>>>
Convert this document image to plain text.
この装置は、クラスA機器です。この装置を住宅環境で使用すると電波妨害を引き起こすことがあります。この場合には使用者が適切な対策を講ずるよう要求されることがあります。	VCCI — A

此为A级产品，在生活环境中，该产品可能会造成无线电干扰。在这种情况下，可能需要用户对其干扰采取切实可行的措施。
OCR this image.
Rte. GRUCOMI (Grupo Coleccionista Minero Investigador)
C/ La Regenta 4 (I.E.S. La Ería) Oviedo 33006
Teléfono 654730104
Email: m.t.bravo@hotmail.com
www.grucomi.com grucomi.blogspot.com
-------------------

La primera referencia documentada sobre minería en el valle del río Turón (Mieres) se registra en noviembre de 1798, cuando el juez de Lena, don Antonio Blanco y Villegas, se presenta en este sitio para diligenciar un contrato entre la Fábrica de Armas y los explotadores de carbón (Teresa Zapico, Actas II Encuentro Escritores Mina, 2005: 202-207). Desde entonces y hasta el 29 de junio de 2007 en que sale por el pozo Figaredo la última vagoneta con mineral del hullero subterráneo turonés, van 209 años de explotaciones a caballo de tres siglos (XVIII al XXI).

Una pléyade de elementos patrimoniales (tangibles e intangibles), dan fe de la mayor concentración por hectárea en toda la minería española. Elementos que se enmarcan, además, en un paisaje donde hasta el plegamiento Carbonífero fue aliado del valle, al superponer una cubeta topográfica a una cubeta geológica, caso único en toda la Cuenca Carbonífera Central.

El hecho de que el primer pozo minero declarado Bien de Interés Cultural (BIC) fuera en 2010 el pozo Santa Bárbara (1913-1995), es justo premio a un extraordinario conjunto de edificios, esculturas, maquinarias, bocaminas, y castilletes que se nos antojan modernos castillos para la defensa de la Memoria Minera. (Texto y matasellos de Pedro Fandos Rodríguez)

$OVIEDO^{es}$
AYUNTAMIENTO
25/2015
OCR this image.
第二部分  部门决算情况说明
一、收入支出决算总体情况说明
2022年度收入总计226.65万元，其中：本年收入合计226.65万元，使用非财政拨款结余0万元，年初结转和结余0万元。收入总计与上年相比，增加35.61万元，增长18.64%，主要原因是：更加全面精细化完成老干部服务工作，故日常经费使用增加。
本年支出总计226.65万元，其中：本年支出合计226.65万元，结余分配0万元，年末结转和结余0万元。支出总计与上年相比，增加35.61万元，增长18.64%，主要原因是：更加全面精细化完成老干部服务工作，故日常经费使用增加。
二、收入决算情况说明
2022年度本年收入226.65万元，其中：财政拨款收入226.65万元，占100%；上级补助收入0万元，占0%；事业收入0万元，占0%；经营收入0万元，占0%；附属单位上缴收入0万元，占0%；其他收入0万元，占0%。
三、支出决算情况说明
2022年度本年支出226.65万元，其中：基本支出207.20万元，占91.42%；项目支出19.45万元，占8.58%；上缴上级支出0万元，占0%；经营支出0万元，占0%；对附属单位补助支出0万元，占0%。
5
<<<
Problem:
Copy out every line in the listing where the word "更加全面精细化完成老干部服务工作" appears.

Solution to the exercise:
2022年度收入总计226.65万元，其中：本年收入合计226.65万元，使用非财政拨款结余0万元，年初结转和结余0万元。收入总计与上年相比，增加35.61万元，增长18.64%，主要原因是：更加全面精细化完成老干部服务工作，故日常经费使用增加。
本年支出总计226.65万元，其中：本年支出合计226.65万元，结余分配0万元，年末结转和结余0万元。支出总计与上年相比，增加35.61万元，增长18.64%，主要原因是：更加全面精细化完成老干部服务工作，故日常经费使用增加。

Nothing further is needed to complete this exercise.